──────── Texto

Batizados de "calças-curtas", eles não foram aprovados em concurso nem passaram por treinamento na Polícia Civil

País tem 1.200 delegados irregulares

JAIRO MARQUES
EDUARDO SCOLESE
DA AGÊNCIA FOLHA

Dos 14.700 delegados de polícia do Brasil, 1.200 (8%) estão em situação irregular -os chamados "calças-curtas". Contrariando a Constituição, não são bacharéis em direito, não foram aprovados em concurso público nem passaram por 90 dias de treinamento em academias da Polícia Civil.
Os Estados onde existem "calças-curtas" são Acre, Amazonas, Bahia, Ceará, Maranhão, Paraíba, Paraná, Piauí, Sergipe e Tocantins, segundo a Associação dos Delegados de Polícia do Brasil.
A entidade informa que os piores quadros estão no Paraná e em Tocantins. No Paraná, com 177 "calças-curtas", não há perspectivas de correção. Em Tocantins, ocorre "uma aberração inconstitucional", segundo a associação.
O procurador-geral de Justiça do Paraná, Marco Antonio Teixeira, afirma que os "remendos" feitos na polícia dificultam o trabalho do Ministério Público.
"A falta de uma apuração tecnicamente correta do crime e a eventual ausência dos direitos assegurados ao indiciado, exposto a riscos por um inquérito malconduzido, são os piores prejuízos", diz o procurador.
O governo tocantinense, por sua vez, promoveu há dois anos um concurso público para oficiais da Polícia Militar, que foram depois encaminhados às delegacias de todo o Estado com a patente de tenente. Os candidatos às vagas tinham de ser bacharéis em direito.

────────────────

● **Tarefa**
No texto sobre os delegados irregulares, copie de novo o trecho que começa com as palavras "Dos 14.700 delegados" e termina em "da Polícia Civil.", substituindo "90 dias" por "120 dias".

──────── Dados

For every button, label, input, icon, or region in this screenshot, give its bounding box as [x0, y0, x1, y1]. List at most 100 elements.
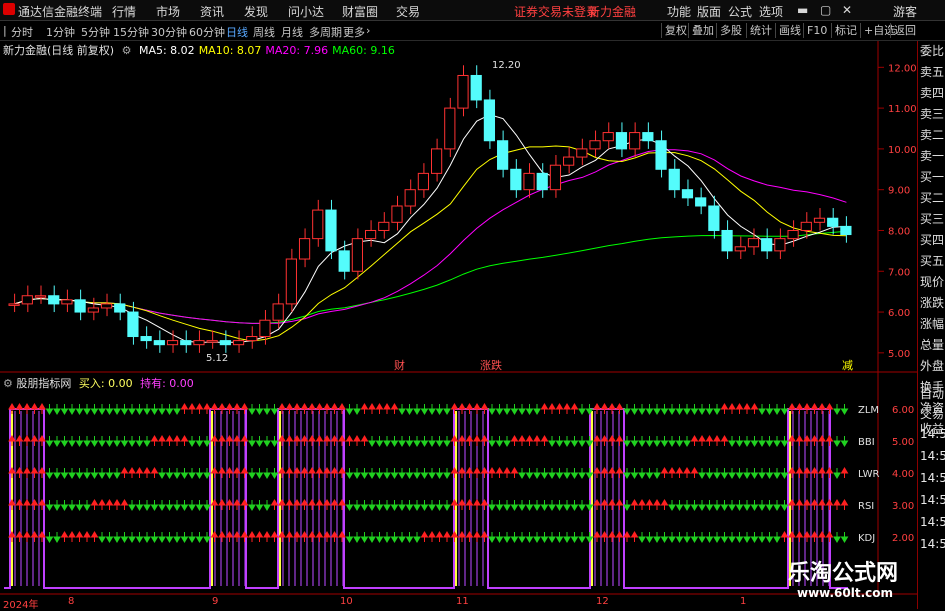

────────────────

● **Resposta**
Dos 14.700 delegados de polícia do Brasil, 1.200 (8%) estão em situação irregular -os chamados "calças-curtas". Contrariando a Constituição, não são bacharéis em direito, não foram aprovados em concurso público nem passaram por 120 dias de treinamento em academias da Polícia Civil.